TO DO
In the entries below, identify every line with the string "Bitcoin" and copy it.

PROVIDED ENTRIES
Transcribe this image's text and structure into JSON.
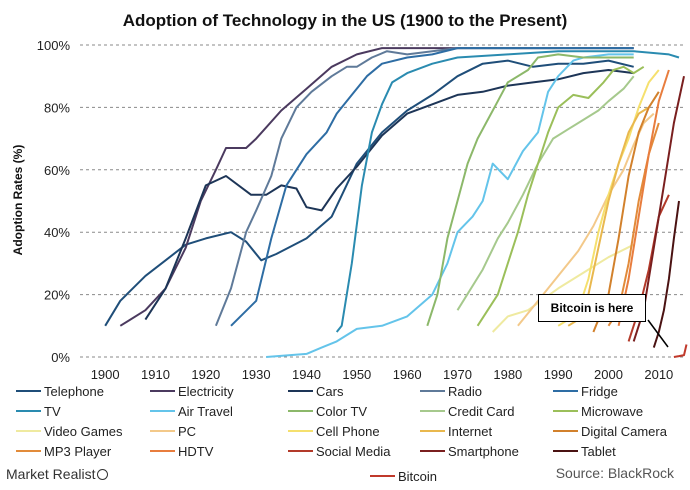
{
  "chart_data": {
    "type": "line",
    "title": "Adoption of Technology in the US (1900 to the Present)",
    "ylabel": "Adoption Rates (%)",
    "xlabel": "",
    "xlim": [
      1895,
      2015
    ],
    "ylim": [
      0,
      100
    ],
    "x_ticks": [
      "1900",
      "1910",
      "1920",
      "1930",
      "1940",
      "1950",
      "1960",
      "1970",
      "1980",
      "1990",
      "2000",
      "2010"
    ],
    "x_tick_values": [
      1900,
      1910,
      1920,
      1930,
      1940,
      1950,
      1960,
      1970,
      1980,
      1990,
      2000,
      2010
    ],
    "y_ticks": [
      "0%",
      "20%",
      "40%",
      "60%",
      "80%",
      "100%"
    ],
    "y_tick_values": [
      0,
      20,
      40,
      60,
      80,
      100
    ],
    "grid": "horizontal dashed",
    "legend_position": "bottom",
    "series": [
      {
        "name": "Telephone",
        "color": "#1f4e79",
        "points": [
          [
            1900,
            10
          ],
          [
            1903,
            18
          ],
          [
            1908,
            26
          ],
          [
            1912,
            31
          ],
          [
            1916,
            36
          ],
          [
            1920,
            38
          ],
          [
            1925,
            40
          ],
          [
            1928,
            37
          ],
          [
            1931,
            31
          ],
          [
            1934,
            33
          ],
          [
            1940,
            38
          ],
          [
            1945,
            45
          ],
          [
            1950,
            62
          ],
          [
            1955,
            72
          ],
          [
            1960,
            79
          ],
          [
            1965,
            84
          ],
          [
            1970,
            90
          ],
          [
            1975,
            94
          ],
          [
            1980,
            95
          ],
          [
            1985,
            93
          ],
          [
            1990,
            94
          ],
          [
            1995,
            94
          ],
          [
            2000,
            95
          ],
          [
            2005,
            93
          ]
        ]
      },
      {
        "name": "Electricity",
        "color": "#4b3a5f",
        "points": [
          [
            1903,
            10
          ],
          [
            1908,
            15
          ],
          [
            1912,
            22
          ],
          [
            1916,
            35
          ],
          [
            1919,
            50
          ],
          [
            1922,
            60
          ],
          [
            1924,
            67
          ],
          [
            1928,
            67
          ],
          [
            1930,
            70
          ],
          [
            1935,
            79
          ],
          [
            1940,
            86
          ],
          [
            1945,
            93
          ],
          [
            1950,
            97
          ],
          [
            1955,
            99
          ],
          [
            1960,
            99
          ],
          [
            2005,
            99
          ]
        ]
      },
      {
        "name": "Cars",
        "color": "#1d3557",
        "points": [
          [
            1908,
            12
          ],
          [
            1912,
            22
          ],
          [
            1916,
            38
          ],
          [
            1920,
            55
          ],
          [
            1924,
            58
          ],
          [
            1929,
            52
          ],
          [
            1932,
            52
          ],
          [
            1935,
            55
          ],
          [
            1938,
            54
          ],
          [
            1940,
            48
          ],
          [
            1943,
            47
          ],
          [
            1946,
            54
          ],
          [
            1950,
            61
          ],
          [
            1955,
            71
          ],
          [
            1960,
            78
          ],
          [
            1965,
            81
          ],
          [
            1970,
            84
          ],
          [
            1975,
            85
          ],
          [
            1980,
            87
          ],
          [
            1985,
            88
          ],
          [
            1990,
            89
          ],
          [
            1995,
            91
          ],
          [
            2000,
            92
          ],
          [
            2005,
            91
          ]
        ]
      },
      {
        "name": "Radio",
        "color": "#5f7a99",
        "points": [
          [
            1922,
            10
          ],
          [
            1925,
            22
          ],
          [
            1928,
            40
          ],
          [
            1930,
            47
          ],
          [
            1933,
            58
          ],
          [
            1935,
            70
          ],
          [
            1938,
            80
          ],
          [
            1941,
            85
          ],
          [
            1945,
            90
          ],
          [
            1948,
            93
          ],
          [
            1950,
            93
          ],
          [
            1953,
            96
          ],
          [
            1956,
            98
          ],
          [
            1960,
            97
          ],
          [
            1965,
            98
          ],
          [
            1970,
            99
          ],
          [
            2005,
            99
          ]
        ]
      },
      {
        "name": "Fridge",
        "color": "#2e6da4",
        "points": [
          [
            1925,
            10
          ],
          [
            1930,
            18
          ],
          [
            1933,
            38
          ],
          [
            1936,
            55
          ],
          [
            1940,
            65
          ],
          [
            1944,
            72
          ],
          [
            1946,
            78
          ],
          [
            1949,
            84
          ],
          [
            1952,
            90
          ],
          [
            1955,
            94
          ],
          [
            1960,
            96
          ],
          [
            1965,
            97
          ],
          [
            1970,
            99
          ],
          [
            2005,
            99
          ]
        ]
      },
      {
        "name": "TV",
        "color": "#2a8bb0",
        "points": [
          [
            1946,
            8
          ],
          [
            1947,
            10
          ],
          [
            1949,
            30
          ],
          [
            1951,
            55
          ],
          [
            1953,
            72
          ],
          [
            1955,
            81
          ],
          [
            1957,
            88
          ],
          [
            1960,
            91
          ],
          [
            1965,
            94
          ],
          [
            1970,
            96
          ],
          [
            1980,
            97
          ],
          [
            1990,
            98
          ],
          [
            2000,
            98
          ],
          [
            2005,
            98
          ],
          [
            2012,
            97
          ],
          [
            2014,
            96
          ]
        ]
      },
      {
        "name": "Air Travel",
        "color": "#64c4ea",
        "points": [
          [
            1932,
            0
          ],
          [
            1940,
            1
          ],
          [
            1943,
            3
          ],
          [
            1946,
            5
          ],
          [
            1950,
            9
          ],
          [
            1955,
            10
          ],
          [
            1960,
            13
          ],
          [
            1965,
            20
          ],
          [
            1968,
            30
          ],
          [
            1970,
            40
          ],
          [
            1973,
            45
          ],
          [
            1975,
            50
          ],
          [
            1977,
            62
          ],
          [
            1980,
            57
          ],
          [
            1983,
            66
          ],
          [
            1986,
            72
          ],
          [
            1988,
            85
          ],
          [
            1990,
            90
          ],
          [
            1993,
            95
          ],
          [
            1995,
            96
          ],
          [
            2000,
            97
          ],
          [
            2005,
            97
          ]
        ]
      },
      {
        "name": "Color TV",
        "color": "#8cb86a",
        "points": [
          [
            1964,
            10
          ],
          [
            1966,
            20
          ],
          [
            1968,
            38
          ],
          [
            1970,
            50
          ],
          [
            1972,
            62
          ],
          [
            1974,
            70
          ],
          [
            1976,
            76
          ],
          [
            1978,
            82
          ],
          [
            1980,
            88
          ],
          [
            1984,
            92
          ],
          [
            1986,
            96
          ],
          [
            1990,
            97
          ],
          [
            1995,
            96
          ],
          [
            2000,
            96
          ],
          [
            2005,
            96
          ]
        ]
      },
      {
        "name": "Credit Card",
        "color": "#a6c98d",
        "points": [
          [
            1970,
            15
          ],
          [
            1975,
            28
          ],
          [
            1978,
            38
          ],
          [
            1980,
            43
          ],
          [
            1983,
            52
          ],
          [
            1986,
            62
          ],
          [
            1989,
            70
          ],
          [
            1992,
            73
          ],
          [
            1995,
            76
          ],
          [
            1998,
            79
          ],
          [
            2000,
            82
          ],
          [
            2003,
            86
          ],
          [
            2005,
            90
          ]
        ]
      },
      {
        "name": "Microwave",
        "color": "#9bbf5a",
        "points": [
          [
            1974,
            10
          ],
          [
            1976,
            15
          ],
          [
            1978,
            20
          ],
          [
            1980,
            30
          ],
          [
            1982,
            40
          ],
          [
            1984,
            52
          ],
          [
            1986,
            62
          ],
          [
            1988,
            72
          ],
          [
            1990,
            80
          ],
          [
            1993,
            84
          ],
          [
            1996,
            83
          ],
          [
            1999,
            88
          ],
          [
            2001,
            92
          ],
          [
            2003,
            93
          ],
          [
            2005,
            91
          ],
          [
            2007,
            93
          ]
        ]
      },
      {
        "name": "Video Games",
        "color": "#efeaa0",
        "points": [
          [
            1977,
            8
          ],
          [
            1980,
            13
          ],
          [
            1984,
            15
          ],
          [
            1990,
            22
          ],
          [
            1996,
            28
          ],
          [
            2000,
            32
          ],
          [
            2005,
            36
          ]
        ]
      },
      {
        "name": "PC",
        "color": "#f3c98a",
        "points": [
          [
            1982,
            10
          ],
          [
            1985,
            16
          ],
          [
            1988,
            22
          ],
          [
            1991,
            28
          ],
          [
            1994,
            34
          ],
          [
            1997,
            42
          ],
          [
            2000,
            52
          ],
          [
            2003,
            60
          ],
          [
            2005,
            68
          ],
          [
            2007,
            75
          ],
          [
            2009,
            78
          ]
        ]
      },
      {
        "name": "Cell Phone",
        "color": "#f5e06e",
        "points": [
          [
            1990,
            10
          ],
          [
            1992,
            12
          ],
          [
            1994,
            15
          ],
          [
            1996,
            25
          ],
          [
            1998,
            40
          ],
          [
            2000,
            52
          ],
          [
            2002,
            62
          ],
          [
            2004,
            70
          ],
          [
            2006,
            80
          ],
          [
            2008,
            88
          ],
          [
            2010,
            92
          ]
        ]
      },
      {
        "name": "Internet",
        "color": "#e9b84e",
        "points": [
          [
            1992,
            10
          ],
          [
            1994,
            12
          ],
          [
            1996,
            20
          ],
          [
            1998,
            35
          ],
          [
            2000,
            50
          ],
          [
            2002,
            62
          ],
          [
            2004,
            72
          ],
          [
            2006,
            78
          ],
          [
            2008,
            80
          ]
        ]
      },
      {
        "name": "Digital Camera",
        "color": "#d2812c",
        "points": [
          [
            1997,
            8
          ],
          [
            2000,
            20
          ],
          [
            2002,
            38
          ],
          [
            2004,
            58
          ],
          [
            2006,
            72
          ],
          [
            2008,
            80
          ],
          [
            2010,
            85
          ]
        ]
      },
      {
        "name": "MP3 Player",
        "color": "#e28b3a",
        "points": [
          [
            2000,
            10
          ],
          [
            2002,
            15
          ],
          [
            2004,
            30
          ],
          [
            2006,
            50
          ],
          [
            2008,
            65
          ],
          [
            2010,
            75
          ]
        ]
      },
      {
        "name": "HDTV",
        "color": "#e87d3e",
        "points": [
          [
            2002,
            10
          ],
          [
            2004,
            25
          ],
          [
            2006,
            45
          ],
          [
            2008,
            65
          ],
          [
            2010,
            82
          ],
          [
            2012,
            92
          ]
        ]
      },
      {
        "name": "Social Media",
        "color": "#b33a2a",
        "points": [
          [
            2004,
            5
          ],
          [
            2006,
            15
          ],
          [
            2008,
            28
          ],
          [
            2010,
            45
          ],
          [
            2012,
            52
          ]
        ]
      },
      {
        "name": "Smartphone",
        "color": "#7a1f1f",
        "points": [
          [
            2005,
            5
          ],
          [
            2007,
            15
          ],
          [
            2009,
            35
          ],
          [
            2011,
            55
          ],
          [
            2013,
            75
          ],
          [
            2015,
            90
          ]
        ]
      },
      {
        "name": "Tablet",
        "color": "#4a1212",
        "points": [
          [
            2009,
            3
          ],
          [
            2010,
            8
          ],
          [
            2011,
            15
          ],
          [
            2012,
            25
          ],
          [
            2013,
            38
          ],
          [
            2014,
            50
          ]
        ]
      },
      {
        "name": "Bitcoin",
        "color": "#c0392b",
        "points": [
          [
            2013,
            0
          ],
          [
            2014,
            0.3
          ],
          [
            2015,
            0.6
          ],
          [
            2015.5,
            4
          ]
        ]
      }
    ],
    "annotation": "Bitcoin is here",
    "source": "Source: BlackRock",
    "brand": "Market Realist"
  }
}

RIGHT ANSWER
        "name": "Bitcoin",
    "annotation": "Bitcoin is here",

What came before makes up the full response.